• **Extract**
Perhaps the most controversial issue in Ed Reform is whether or not it is fair to tie teacher evaluation to their ‘performance’ as defined by reformers as how their students do on standardized exams. Since even reformers acknowledge that teachers aren’t able to take students from a low starting score to any absolute target of high performance, they have devised something that is intended to be fair. It is known as ‘value-added.’
The idea, which has been around for about 30 years, is that there could be a way to compare how a teacher’s students do on some test with how those same students would have done in a parallel universe where they had an ‘average’ teacher instead. If it is possible to make such a measurement, it would determine that teacher’s individual contribution to his student’s ‘learning.’
To someone who is not a teacher, this sounds reasonable enough. When you’ve spent time in schools, though, you know some of the basic problems with standardized tests. For one, if you’ve ever watched a class of students taking a standardized math test, they don’t seem to take it very seriously. The multiple choice aspect leads to students not doing much scrap work as one answer seems to ‘jump out’ to them. Also, since this test doesn’t ‘count’ for a grade, students might not do their best. But since students for other teachers are doing the same thing, it shouldn’t matter since every teacher is operating with the same handicap. Another issue, especially for math, is that the test is like a comprehensive final exam. Maybe you did a good job teaching and your students did well on the individual unit tests throughout the year, but they simply ‘forgot’ the earlier material, or got overwhelmed by having to recall all these different topics.
This ‘Value-Added’ metric is the number one issue for the Ed Reformers. They believe that teachers are lazy and will be forced to work harder when they know they will be judged on how their students do on these tests. Race To The Top applicants had to change their laws so teacher evaluations would be tied, in part, to ‘performance’ in this way. Now, for No Child Left Behind waivers states will also have to get this worked into their laws. Already, many states have incorporated this. Washington D.C. has it count for 50% of some teacher’s evaluations. Colorado is working on a way to get it to be about half. New York has passed a law to make it 40%.

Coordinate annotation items
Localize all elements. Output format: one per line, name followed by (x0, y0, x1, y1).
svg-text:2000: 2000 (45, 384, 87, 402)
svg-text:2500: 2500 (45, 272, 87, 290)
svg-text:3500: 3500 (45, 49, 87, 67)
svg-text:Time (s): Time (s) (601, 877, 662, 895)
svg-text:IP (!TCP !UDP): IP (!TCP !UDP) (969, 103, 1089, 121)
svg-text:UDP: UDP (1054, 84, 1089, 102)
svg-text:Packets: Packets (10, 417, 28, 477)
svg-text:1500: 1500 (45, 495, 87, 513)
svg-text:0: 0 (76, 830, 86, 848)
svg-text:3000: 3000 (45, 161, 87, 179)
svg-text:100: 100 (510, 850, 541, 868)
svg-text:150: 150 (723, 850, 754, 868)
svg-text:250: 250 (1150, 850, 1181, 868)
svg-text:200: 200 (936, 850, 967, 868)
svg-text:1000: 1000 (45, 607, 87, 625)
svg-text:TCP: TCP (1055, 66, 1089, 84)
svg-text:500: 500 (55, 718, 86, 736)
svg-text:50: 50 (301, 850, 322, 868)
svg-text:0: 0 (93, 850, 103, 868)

• **Goals**
A: According to the essay on value-added teacher evaluation, how long has the value-added idea been around?
B: Continue the essay on value-added teacher evaluation from its last sentence.
The items play no part in what comes next.

• **Answers given**
A: About 30 years.

B:
The biggest problem with ‘Value-Added’, not everyone knows, is that this type of metric, even after 20 years of development, is extremely inaccurate. Mathematica Policy Institute, who does the Value Added for Washington D.C. published a report called “Error Rates in Measuring Teacher and School Performance Based on Student Test Score Gains” for The Department Of Education which on page 31 estimated the error rate to be over 33%, meaning that over a third of the time it will give an effective teacher an ineffective rating and vice versa.
This is why on page 35 they advise against using this type of calculation in as strong a language they can considering they make a lot of money doing these calculations for D.C. schools.
Now many teachers are concerned that when value-added becomes a significant part of teacher evaluations, it will cause many teachers to be unfairly fired because of this high error rate. That actually is not my biggest concern with value-added. Since even Michelle Rhee admits that these scores shouldn’t be the ‘sole’ determination of teacher evaluation, it seems that 50% is about the most anyone wants to use them for. As I’ll demonstrate later in this post, the variation among these value-added scores are so random and small that they probably won’t cause anyone to get fired, and may even save some ineffective teachers who happened to, by no action of their own, add a lot of value.
No, the real danger of value-added is that it is currently being used as a way to judge and shut down schools. In New York City, 85% of the school’s report cards are based on these value added calculations. When a school gets an ‘F’ based on this, the shut-down machine gets fired up, as has recently happened to 47 schools in New York City. That such inaccurate measures are being misused for such drastic decisions is sad.
I like, from time to time, to read a research paper that is cited by the corporate reformers. One of the gurus of Value Added is Tom Kane from Harvard. He was Michelle Rhee’s advisor there. Well, he co-wrote an influential paper in 2006 called ‘Identifying Effective Teachers Using Performance On The Job‘ in which he argues that Value Added is accurate enough to prove that alternatively certified teachers are as effective as traditionally certified teachers. He cites on page 19 a different report which, he says, proved that the Value Added evaluations correlate with the standard Principal evaluations. This intrigued me since I had always wondered if anyone had checked that. If they correlate a lot, then why do we even need them? Why not just use the principal evaluations we already use and save all the money and stress it takes to do it the other way? If they don’t correlate, then we have to wonder how accurate they are? Is the problem really that principals don’t have the ability to accurately assess their teachers? The stats he cites, though, do not sound very convincing.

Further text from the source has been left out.